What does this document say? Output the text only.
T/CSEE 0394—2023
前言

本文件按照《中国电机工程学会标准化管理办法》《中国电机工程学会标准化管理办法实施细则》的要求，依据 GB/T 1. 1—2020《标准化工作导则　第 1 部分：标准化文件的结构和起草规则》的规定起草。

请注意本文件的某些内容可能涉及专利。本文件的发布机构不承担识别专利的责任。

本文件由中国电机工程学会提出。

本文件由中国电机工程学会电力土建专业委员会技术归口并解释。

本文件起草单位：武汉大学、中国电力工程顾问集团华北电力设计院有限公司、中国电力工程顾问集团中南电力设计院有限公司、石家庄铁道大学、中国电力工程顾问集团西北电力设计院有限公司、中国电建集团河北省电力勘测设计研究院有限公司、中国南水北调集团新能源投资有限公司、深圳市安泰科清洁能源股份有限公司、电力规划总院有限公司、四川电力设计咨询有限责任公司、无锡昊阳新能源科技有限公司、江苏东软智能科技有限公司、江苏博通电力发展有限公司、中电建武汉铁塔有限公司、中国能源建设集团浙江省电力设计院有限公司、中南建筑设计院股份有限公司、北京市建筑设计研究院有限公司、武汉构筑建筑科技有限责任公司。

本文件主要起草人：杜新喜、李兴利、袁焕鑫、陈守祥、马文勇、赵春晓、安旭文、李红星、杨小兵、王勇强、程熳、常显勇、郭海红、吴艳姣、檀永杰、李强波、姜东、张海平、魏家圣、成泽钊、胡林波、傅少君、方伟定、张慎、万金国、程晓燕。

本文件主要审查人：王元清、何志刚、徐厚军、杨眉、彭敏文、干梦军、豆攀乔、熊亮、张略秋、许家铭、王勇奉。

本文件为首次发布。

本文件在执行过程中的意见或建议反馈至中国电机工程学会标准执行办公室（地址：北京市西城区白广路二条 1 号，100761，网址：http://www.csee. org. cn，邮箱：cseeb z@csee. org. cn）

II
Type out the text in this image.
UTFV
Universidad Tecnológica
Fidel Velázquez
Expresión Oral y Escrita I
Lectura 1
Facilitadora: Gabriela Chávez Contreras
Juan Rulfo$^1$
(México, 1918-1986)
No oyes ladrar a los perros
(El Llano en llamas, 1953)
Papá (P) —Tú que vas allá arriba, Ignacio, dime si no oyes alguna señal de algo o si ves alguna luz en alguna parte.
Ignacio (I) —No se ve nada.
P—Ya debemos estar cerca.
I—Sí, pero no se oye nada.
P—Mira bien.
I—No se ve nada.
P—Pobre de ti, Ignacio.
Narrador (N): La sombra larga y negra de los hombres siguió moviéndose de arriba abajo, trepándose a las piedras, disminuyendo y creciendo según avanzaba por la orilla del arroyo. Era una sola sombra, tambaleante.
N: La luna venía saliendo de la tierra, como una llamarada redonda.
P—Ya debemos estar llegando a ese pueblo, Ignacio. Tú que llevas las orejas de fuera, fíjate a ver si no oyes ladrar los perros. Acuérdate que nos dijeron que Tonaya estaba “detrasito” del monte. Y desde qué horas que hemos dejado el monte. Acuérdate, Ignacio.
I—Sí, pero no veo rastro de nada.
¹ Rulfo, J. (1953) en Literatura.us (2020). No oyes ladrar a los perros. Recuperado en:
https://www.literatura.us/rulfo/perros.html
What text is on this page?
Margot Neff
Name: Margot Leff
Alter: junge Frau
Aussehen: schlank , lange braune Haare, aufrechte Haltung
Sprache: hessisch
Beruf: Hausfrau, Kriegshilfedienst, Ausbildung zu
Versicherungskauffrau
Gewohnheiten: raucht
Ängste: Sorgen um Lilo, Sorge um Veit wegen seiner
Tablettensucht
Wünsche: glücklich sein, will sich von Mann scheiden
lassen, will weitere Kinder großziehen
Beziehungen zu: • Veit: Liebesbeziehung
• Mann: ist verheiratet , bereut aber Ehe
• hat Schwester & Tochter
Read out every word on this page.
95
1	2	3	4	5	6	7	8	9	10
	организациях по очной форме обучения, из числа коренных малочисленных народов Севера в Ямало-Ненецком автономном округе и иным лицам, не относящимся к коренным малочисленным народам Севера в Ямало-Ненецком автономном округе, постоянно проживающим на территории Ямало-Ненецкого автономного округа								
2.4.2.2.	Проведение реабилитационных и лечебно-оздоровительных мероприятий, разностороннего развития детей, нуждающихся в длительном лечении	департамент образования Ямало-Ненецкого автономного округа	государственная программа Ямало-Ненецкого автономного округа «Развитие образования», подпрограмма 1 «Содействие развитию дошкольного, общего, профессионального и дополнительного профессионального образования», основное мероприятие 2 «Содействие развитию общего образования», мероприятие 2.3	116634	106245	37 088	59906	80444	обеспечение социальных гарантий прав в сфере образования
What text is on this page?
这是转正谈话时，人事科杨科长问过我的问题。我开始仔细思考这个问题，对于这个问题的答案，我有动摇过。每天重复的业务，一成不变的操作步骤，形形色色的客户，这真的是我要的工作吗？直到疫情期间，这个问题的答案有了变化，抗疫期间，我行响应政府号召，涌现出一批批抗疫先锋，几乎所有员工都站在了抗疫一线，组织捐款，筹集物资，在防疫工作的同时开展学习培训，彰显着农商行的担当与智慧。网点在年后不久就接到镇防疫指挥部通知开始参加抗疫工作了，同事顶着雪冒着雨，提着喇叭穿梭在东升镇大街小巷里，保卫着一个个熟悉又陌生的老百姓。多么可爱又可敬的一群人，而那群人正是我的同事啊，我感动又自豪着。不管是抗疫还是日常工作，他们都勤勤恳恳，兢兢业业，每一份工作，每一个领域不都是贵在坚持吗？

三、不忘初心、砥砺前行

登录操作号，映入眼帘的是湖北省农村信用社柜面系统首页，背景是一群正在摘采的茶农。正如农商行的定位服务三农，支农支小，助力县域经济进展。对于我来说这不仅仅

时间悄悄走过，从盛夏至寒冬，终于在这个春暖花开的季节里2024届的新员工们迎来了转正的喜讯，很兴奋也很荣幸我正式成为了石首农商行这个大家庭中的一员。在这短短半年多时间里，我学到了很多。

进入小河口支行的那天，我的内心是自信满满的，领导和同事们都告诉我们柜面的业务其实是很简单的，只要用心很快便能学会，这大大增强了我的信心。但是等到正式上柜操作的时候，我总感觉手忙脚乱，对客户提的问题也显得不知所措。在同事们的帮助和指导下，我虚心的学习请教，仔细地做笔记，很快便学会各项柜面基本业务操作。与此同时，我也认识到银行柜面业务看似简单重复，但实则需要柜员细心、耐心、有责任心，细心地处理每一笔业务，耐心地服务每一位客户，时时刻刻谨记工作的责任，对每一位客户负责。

## Exercise directions
Transcribe every entry verbatim.

## Solved problem
What does this document say? Output the text only.
T/CSEE 0394—2023
前言

本文件按照《中国电机工程学会标准化管理办法》《中国电机工程学会标准化管理办法实施细则》的要求，依据 GB/T 1. 1—2020《标准化工作导则　第 1 部分：标准化文件的结构和起草规则》的规定起草。

请注意本文件的某些内容可能涉及专利。本文件的发布机构不承担识别专利的责任。

本文件由中国电机工程学会提出。

本文件由中国电机工程学会电力土建专业委员会技术归口并解释。

本文件起草单位：武汉大学、中国电力工程顾问集团华北电力设计院有限公司、中国电力工程顾问集团中南电力设计院有限公司、石家庄铁道大学、中国电力工程顾问集团西北电力设计院有限公司、中国电建集团河北省电力勘测设计研究院有限公司、中国南水北调集团新能源投资有限公司、深圳市安泰科清洁能源股份有限公司、电力规划总院有限公司、四川电力设计咨询有限责任公司、无锡昊阳新能源科技有限公司、江苏东软智能科技有限公司、江苏博通电力发展有限公司、中电建武汉铁塔有限公司、中国能源建设集团浙江省电力设计院有限公司、中南建筑设计院股份有限公司、北京市建筑设计研究院有限公司、武汉构筑建筑科技有限责任公司。

本文件主要起草人：杜新喜、李兴利、袁焕鑫、陈守祥、马文勇、赵春晓、安旭文、李红星、杨小兵、王勇强、程熳、常显勇、郭海红、吴艳姣、檀永杰、李强波、姜东、张海平、魏家圣、成泽钊、胡林波、傅少君、方伟定、张慎、万金国、程晓燕。

本文件主要审查人：王元清、何志刚、徐厚军、杨眉、彭敏文、干梦军、豆攀乔、熊亮、张略秋、许家铭、王勇奉。

本文件为首次发布。

本文件在执行过程中的意见或建议反馈至中国电机工程学会标准执行办公室（地址：北京市西城区白广路二条 1 号，100761，网址：http://www.csee. org. cn，邮箱：cseeb z@csee. org. cn）

II
Type out the text in this image.
UTFV
Universidad Tecnológica
Fidel Velázquez
Expresión Oral y Escrita I
Lectura 1
Facilitadora: Gabriela Chávez Contreras
Juan Rulfo$^1$
(México, 1918-1986)
No oyes ladrar a los perros
(El Llano en llamas, 1953)
Papá (P) —Tú que vas allá arriba, Ignacio, dime si no oyes alguna señal de algo o si ves alguna luz en alguna parte.
Ignacio (I) —No se ve nada.
P—Ya debemos estar cerca.
I—Sí, pero no se oye nada.
P—Mira bien.
I—No se ve nada.
P—Pobre de ti, Ignacio.
Narrador (N): La sombra larga y negra de los hombres siguió moviéndose de arriba abajo, trepándose a las piedras, disminuyendo y creciendo según avanzaba por la orilla del arroyo. Era una sola sombra, tambaleante.
N: La luna venía saliendo de la tierra, como una llamarada redonda.
P—Ya debemos estar llegando a ese pueblo, Ignacio. Tú que llevas las orejas de fuera, fíjate a ver si no oyes ladrar los perros. Acuérdate que nos dijeron que Tonaya estaba “detrasito” del monte. Y desde qué horas que hemos dejado el monte. Acuérdate, Ignacio.
I—Sí, pero no veo rastro de nada.
¹ Rulfo, J. (1953) en Literatura.us (2020). No oyes ladrar a los perros. Recuperado en:
https://www.literatura.us/rulfo/perros.html
What text is on this page?
Margot Neff
Name: Margot Leff
Alter: junge Frau
Aussehen: schlank , lange braune Haare, aufrechte Haltung
Sprache: hessisch
Beruf: Hausfrau, Kriegshilfedienst, Ausbildung zu
Versicherungskauffrau
Gewohnheiten: raucht
Ängste: Sorgen um Lilo, Sorge um Veit wegen seiner
Tablettensucht
Wünsche: glücklich sein, will sich von Mann scheiden
lassen, will weitere Kinder großziehen
Beziehungen zu: • Veit: Liebesbeziehung
• Mann: ist verheiratet , bereut aber Ehe
• hat Schwester & Tochter
Read out every word on this page.
95
1	2	3	4	5	6	7	8	9	10
	организациях по очной форме обучения, из числа коренных малочисленных народов Севера в Ямало-Ненецком автономном округе и иным лицам, не относящимся к коренным малочисленным народам Севера в Ямало-Ненецком автономном округе, постоянно проживающим на территории Ямало-Ненецкого автономного округа								
2.4.2.2.	Проведение реабилитационных и лечебно-оздоровительных мероприятий, разностороннего развития детей, нуждающихся в длительном лечении	департамент образования Ямало-Ненецкого автономного округа	государственная программа Ямало-Ненецкого автономного округа «Развитие образования», подпрограмма 1 «Содействие развитию дошкольного, общего, профессионального и дополнительного профессионального образования», основное мероприятие 2 «Содействие развитию общего образования», мероприятие 2.3	116634	106245	37 088	59906	80444	обеспечение социальных гарантий прав в сфере образования
What text is on this page?
这是转正谈话时，人事科杨科长问过我的问题。我开始仔细思考这个问题，对于这个问题的答案，我有动摇过。每天重复的业务，一成不变的操作步骤，形形色色的客户，这真的是我要的工作吗？直到疫情期间，这个问题的答案有了变化，抗疫期间，我行响应政府号召，涌现出一批批抗疫先锋，几乎所有员工都站在了抗疫一线，组织捐款，筹集物资，在防疫工作的同时开展学习培训，彰显着农商行的担当与智慧。网点在年后不久就接到镇防疫指挥部通知开始参加抗疫工作了，同事顶着雪冒着雨，提着喇叭穿梭在东升镇大街小巷里，保卫着一个个熟悉又陌生的老百姓。多么可爱又可敬的一群人，而那群人正是我的同事啊，我感动又自豪着。不管是抗疫还是日常工作，他们都勤勤恳恳，兢兢业业，每一份工作，每一个领域不都是贵在坚持吗？

三、不忘初心、砥砺前行

登录操作号，映入眼帘的是湖北省农村信用社柜面系统首页，背景是一群正在摘采的茶农。正如农商行的定位服务三农，支农支小，助力县域经济进展。对于我来说这不仅仅

时间悄悄走过，从盛夏至寒冬，终于在这个春暖花开的季节里2024届的新员工们迎来了转正的喜讯，很兴奋也很荣幸我正式成为了石首农商行这个大家庭中的一员。在这短短半年多时间里，我学到了很多。

进入小河口支行的那天，我的内心是自信满满的，领导和同事们都告诉我们柜面的业务其实是很简单的，只要用心很快便能学会，这大大增强了我的信心。但是等到正式上柜操作的时候，我总感觉手忙脚乱，对客户提的问题也显得不知所措。在同事们的帮助和指导下，我虚心的学习请教，仔细地做笔记，很快便学会各项柜面基本业务操作。与此同时，我也认识到银行柜面业务看似简单重复，但实则需要柜员细心、耐心、有责任心，细心地处理每一笔业务，耐心地服务每一位客户，时时刻刻谨记工作的责任，对每一位客户负责。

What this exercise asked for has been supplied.